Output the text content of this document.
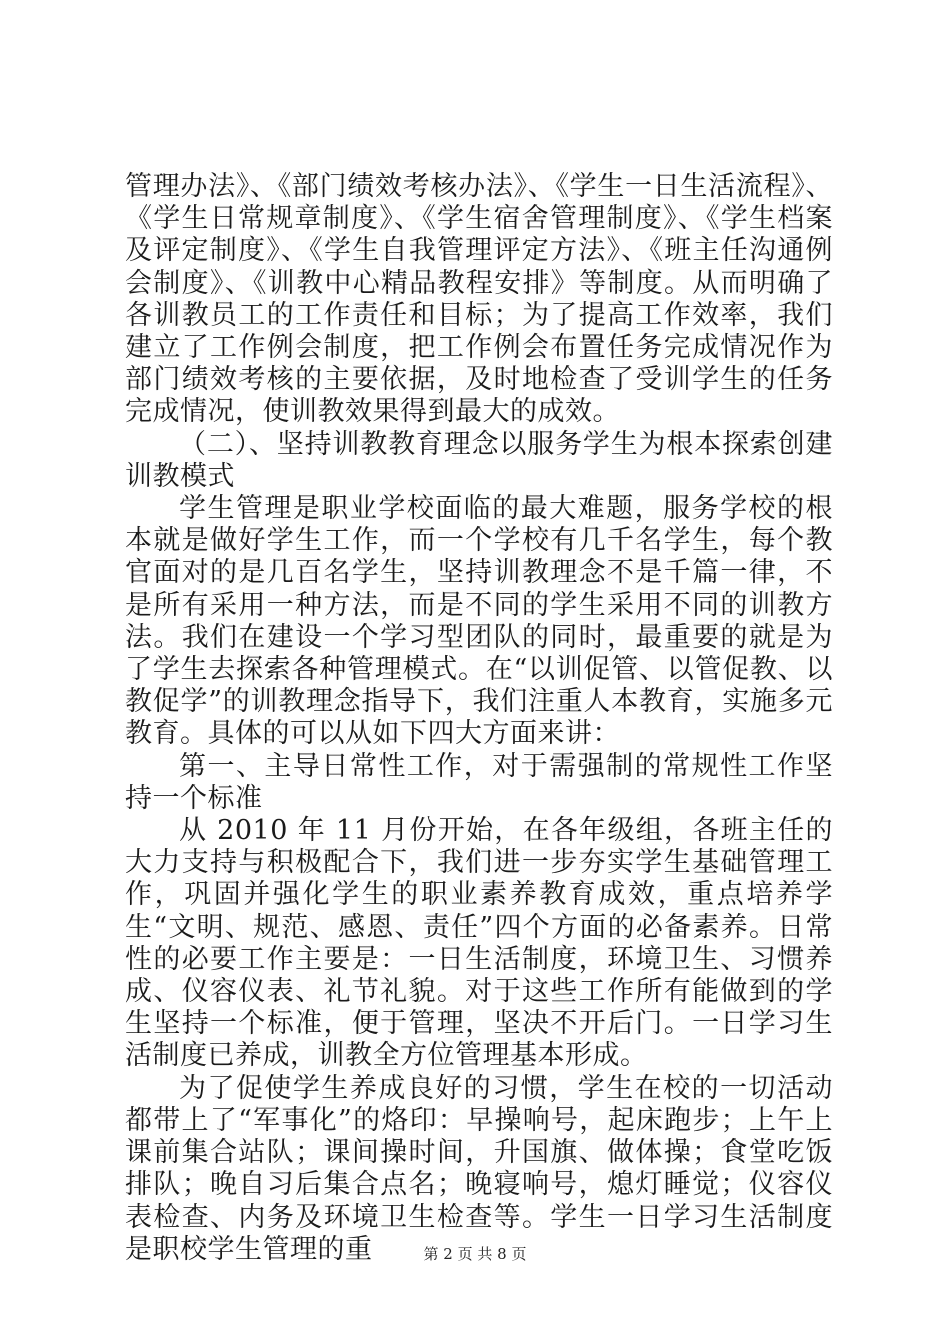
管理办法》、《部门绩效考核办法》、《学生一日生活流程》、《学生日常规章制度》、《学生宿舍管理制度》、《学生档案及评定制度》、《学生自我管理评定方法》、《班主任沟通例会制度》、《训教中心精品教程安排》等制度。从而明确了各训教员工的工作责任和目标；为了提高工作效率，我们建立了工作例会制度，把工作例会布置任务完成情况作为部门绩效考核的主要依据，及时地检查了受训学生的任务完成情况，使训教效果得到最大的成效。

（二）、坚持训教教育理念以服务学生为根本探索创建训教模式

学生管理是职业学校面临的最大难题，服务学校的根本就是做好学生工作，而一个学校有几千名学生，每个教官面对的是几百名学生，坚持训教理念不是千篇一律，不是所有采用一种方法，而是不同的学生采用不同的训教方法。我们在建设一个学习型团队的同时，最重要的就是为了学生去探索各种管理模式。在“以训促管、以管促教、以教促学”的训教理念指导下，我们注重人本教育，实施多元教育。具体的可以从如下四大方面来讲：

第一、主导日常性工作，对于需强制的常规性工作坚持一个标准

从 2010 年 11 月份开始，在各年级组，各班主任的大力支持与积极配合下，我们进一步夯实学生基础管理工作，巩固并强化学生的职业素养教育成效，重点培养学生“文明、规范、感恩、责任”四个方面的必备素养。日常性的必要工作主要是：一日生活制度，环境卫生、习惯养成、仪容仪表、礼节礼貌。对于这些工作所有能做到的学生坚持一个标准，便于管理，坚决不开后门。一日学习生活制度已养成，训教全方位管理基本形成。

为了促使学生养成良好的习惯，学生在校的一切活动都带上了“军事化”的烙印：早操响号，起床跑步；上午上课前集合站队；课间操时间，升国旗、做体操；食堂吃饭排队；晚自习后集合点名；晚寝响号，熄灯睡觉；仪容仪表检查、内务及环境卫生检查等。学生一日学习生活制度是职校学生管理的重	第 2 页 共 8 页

========

Repeat the listing verbatim. Skip the pictures.

▶ Result below:
Output the text content of this document.
管理办法》、《部门绩效考核办法》、《学生一日生活流程》、《学生日常规章制度》、《学生宿舍管理制度》、《学生档案及评定制度》、《学生自我管理评定方法》、《班主任沟通例会制度》、《训教中心精品教程安排》等制度。从而明确了各训教员工的工作责任和目标；为了提高工作效率，我们建立了工作例会制度，把工作例会布置任务完成情况作为部门绩效考核的主要依据，及时地检查了受训学生的任务完成情况，使训教效果得到最大的成效。

（二）、坚持训教教育理念以服务学生为根本探索创建训教模式

学生管理是职业学校面临的最大难题，服务学校的根本就是做好学生工作，而一个学校有几千名学生，每个教官面对的是几百名学生，坚持训教理念不是千篇一律，不是所有采用一种方法，而是不同的学生采用不同的训教方法。我们在建设一个学习型团队的同时，最重要的就是为了学生去探索各种管理模式。在“以训促管、以管促教、以教促学”的训教理念指导下，我们注重人本教育，实施多元教育。具体的可以从如下四大方面来讲：

第一、主导日常性工作，对于需强制的常规性工作坚持一个标准

从 2010 年 11 月份开始，在各年级组，各班主任的大力支持与积极配合下，我们进一步夯实学生基础管理工作，巩固并强化学生的职业素养教育成效，重点培养学生“文明、规范、感恩、责任”四个方面的必备素养。日常性的必要工作主要是：一日生活制度，环境卫生、习惯养成、仪容仪表、礼节礼貌。对于这些工作所有能做到的学生坚持一个标准，便于管理，坚决不开后门。一日学习生活制度已养成，训教全方位管理基本形成。

为了促使学生养成良好的习惯，学生在校的一切活动都带上了“军事化”的烙印：早操响号，起床跑步；上午上课前集合站队；课间操时间，升国旗、做体操；食堂吃饭排队；晚自习后集合点名；晚寝响号，熄灯睡觉；仪容仪表检查、内务及环境卫生检查等。学生一日学习生活制度是职校学生管理的重	第 2 页 共 8 页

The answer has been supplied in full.